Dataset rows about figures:

──────

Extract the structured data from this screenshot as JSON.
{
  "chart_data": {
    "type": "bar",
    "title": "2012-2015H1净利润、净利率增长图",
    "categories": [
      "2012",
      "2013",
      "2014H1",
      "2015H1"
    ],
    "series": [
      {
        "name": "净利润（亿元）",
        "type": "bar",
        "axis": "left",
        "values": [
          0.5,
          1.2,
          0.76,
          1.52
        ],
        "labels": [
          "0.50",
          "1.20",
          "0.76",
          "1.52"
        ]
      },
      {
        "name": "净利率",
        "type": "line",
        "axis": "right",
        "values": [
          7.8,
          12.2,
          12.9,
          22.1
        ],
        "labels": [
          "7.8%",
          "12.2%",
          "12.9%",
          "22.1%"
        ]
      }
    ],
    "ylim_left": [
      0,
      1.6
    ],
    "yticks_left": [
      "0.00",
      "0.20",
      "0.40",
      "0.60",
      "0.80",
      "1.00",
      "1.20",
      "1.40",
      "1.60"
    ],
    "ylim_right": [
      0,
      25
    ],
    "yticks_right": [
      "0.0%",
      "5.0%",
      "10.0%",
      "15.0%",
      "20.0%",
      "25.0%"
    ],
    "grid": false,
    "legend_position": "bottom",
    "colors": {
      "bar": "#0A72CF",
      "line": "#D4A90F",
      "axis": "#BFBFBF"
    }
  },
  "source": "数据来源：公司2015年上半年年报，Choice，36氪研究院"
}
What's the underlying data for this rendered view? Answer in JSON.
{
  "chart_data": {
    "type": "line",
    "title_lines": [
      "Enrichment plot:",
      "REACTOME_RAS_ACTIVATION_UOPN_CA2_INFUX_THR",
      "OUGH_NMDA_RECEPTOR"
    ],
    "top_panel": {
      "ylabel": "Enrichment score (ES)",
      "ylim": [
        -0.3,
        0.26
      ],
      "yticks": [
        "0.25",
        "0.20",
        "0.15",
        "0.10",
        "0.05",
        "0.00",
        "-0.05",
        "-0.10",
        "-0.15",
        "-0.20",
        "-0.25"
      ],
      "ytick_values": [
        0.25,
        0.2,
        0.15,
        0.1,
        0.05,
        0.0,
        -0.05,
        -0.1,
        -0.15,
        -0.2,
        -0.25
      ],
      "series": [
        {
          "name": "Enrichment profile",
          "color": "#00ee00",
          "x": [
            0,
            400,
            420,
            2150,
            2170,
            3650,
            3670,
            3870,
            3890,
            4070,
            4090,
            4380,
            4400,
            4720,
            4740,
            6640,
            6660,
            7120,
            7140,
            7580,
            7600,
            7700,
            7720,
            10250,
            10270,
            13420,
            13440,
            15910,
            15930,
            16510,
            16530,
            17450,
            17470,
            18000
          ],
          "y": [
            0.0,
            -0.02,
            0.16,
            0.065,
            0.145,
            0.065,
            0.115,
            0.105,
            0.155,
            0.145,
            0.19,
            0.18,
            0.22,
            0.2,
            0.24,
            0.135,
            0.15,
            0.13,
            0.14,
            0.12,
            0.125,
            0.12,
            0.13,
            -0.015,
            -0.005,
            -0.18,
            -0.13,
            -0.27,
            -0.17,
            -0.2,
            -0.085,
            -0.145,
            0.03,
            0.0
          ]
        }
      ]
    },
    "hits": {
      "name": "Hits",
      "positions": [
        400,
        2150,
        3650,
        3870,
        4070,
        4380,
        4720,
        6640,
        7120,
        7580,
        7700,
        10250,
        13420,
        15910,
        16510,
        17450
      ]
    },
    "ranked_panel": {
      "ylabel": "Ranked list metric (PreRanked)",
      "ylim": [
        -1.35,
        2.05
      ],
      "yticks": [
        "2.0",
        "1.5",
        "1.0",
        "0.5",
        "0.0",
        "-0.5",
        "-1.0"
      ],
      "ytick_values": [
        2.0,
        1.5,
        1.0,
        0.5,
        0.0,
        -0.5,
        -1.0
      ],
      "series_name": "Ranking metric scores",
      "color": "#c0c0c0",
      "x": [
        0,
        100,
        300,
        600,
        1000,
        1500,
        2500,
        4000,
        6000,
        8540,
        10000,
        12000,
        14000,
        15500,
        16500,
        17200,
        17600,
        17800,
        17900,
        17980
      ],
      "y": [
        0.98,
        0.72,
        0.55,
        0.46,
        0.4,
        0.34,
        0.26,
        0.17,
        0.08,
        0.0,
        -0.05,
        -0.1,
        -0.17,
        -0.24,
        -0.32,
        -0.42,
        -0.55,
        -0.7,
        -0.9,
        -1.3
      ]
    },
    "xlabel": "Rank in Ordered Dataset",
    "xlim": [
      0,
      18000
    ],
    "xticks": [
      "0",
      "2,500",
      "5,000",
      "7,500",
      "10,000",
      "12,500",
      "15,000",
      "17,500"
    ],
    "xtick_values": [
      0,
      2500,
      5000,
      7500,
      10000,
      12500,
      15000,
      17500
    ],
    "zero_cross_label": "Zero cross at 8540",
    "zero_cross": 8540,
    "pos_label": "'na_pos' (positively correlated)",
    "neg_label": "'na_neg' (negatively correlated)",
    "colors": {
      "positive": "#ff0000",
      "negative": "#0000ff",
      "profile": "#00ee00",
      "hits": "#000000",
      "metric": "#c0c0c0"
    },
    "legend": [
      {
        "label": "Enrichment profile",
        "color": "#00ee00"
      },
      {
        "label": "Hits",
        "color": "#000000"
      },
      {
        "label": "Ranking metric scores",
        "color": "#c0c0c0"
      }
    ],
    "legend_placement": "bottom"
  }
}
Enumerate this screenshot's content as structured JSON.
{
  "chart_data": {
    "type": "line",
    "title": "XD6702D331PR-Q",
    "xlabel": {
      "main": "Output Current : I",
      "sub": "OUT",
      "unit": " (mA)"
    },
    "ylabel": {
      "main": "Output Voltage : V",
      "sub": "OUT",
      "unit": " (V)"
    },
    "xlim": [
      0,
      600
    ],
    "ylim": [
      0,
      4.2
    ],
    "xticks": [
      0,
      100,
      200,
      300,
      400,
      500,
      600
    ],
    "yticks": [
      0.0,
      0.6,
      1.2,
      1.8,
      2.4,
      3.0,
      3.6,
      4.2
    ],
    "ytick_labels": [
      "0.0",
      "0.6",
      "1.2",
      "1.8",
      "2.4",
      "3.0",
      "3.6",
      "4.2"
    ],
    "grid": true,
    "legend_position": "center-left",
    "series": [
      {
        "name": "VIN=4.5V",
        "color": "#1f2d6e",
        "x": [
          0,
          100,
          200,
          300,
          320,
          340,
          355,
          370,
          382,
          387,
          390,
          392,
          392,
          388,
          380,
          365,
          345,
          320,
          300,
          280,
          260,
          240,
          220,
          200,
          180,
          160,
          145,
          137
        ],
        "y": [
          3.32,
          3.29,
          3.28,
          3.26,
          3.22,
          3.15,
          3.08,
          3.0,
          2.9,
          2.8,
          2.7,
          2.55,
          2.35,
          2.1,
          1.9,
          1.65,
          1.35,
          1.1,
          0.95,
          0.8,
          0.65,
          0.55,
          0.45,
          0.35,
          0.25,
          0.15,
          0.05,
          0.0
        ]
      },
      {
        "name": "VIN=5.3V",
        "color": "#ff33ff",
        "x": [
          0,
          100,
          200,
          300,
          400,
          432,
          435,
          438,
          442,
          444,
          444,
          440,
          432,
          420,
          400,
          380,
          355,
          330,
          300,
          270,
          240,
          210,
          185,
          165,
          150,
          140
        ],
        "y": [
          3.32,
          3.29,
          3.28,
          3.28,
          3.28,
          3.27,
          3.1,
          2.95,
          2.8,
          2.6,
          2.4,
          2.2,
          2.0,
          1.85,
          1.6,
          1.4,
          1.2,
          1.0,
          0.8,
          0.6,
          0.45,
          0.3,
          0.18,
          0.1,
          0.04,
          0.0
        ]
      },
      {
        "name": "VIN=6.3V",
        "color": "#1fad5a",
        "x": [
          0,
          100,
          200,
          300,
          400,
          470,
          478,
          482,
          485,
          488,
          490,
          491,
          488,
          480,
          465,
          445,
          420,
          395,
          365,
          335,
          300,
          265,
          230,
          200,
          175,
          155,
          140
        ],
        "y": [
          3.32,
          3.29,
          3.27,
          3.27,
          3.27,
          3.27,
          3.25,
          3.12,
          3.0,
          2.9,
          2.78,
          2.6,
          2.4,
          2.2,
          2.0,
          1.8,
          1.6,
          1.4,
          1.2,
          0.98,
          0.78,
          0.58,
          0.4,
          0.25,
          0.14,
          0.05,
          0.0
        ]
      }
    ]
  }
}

──────

* PROBLEM STATEMENT: Show each line of the data that contains the string "scores".

* REPLY:
      "series_name": "Ranking metric scores",
        "label": "Ranking metric scores",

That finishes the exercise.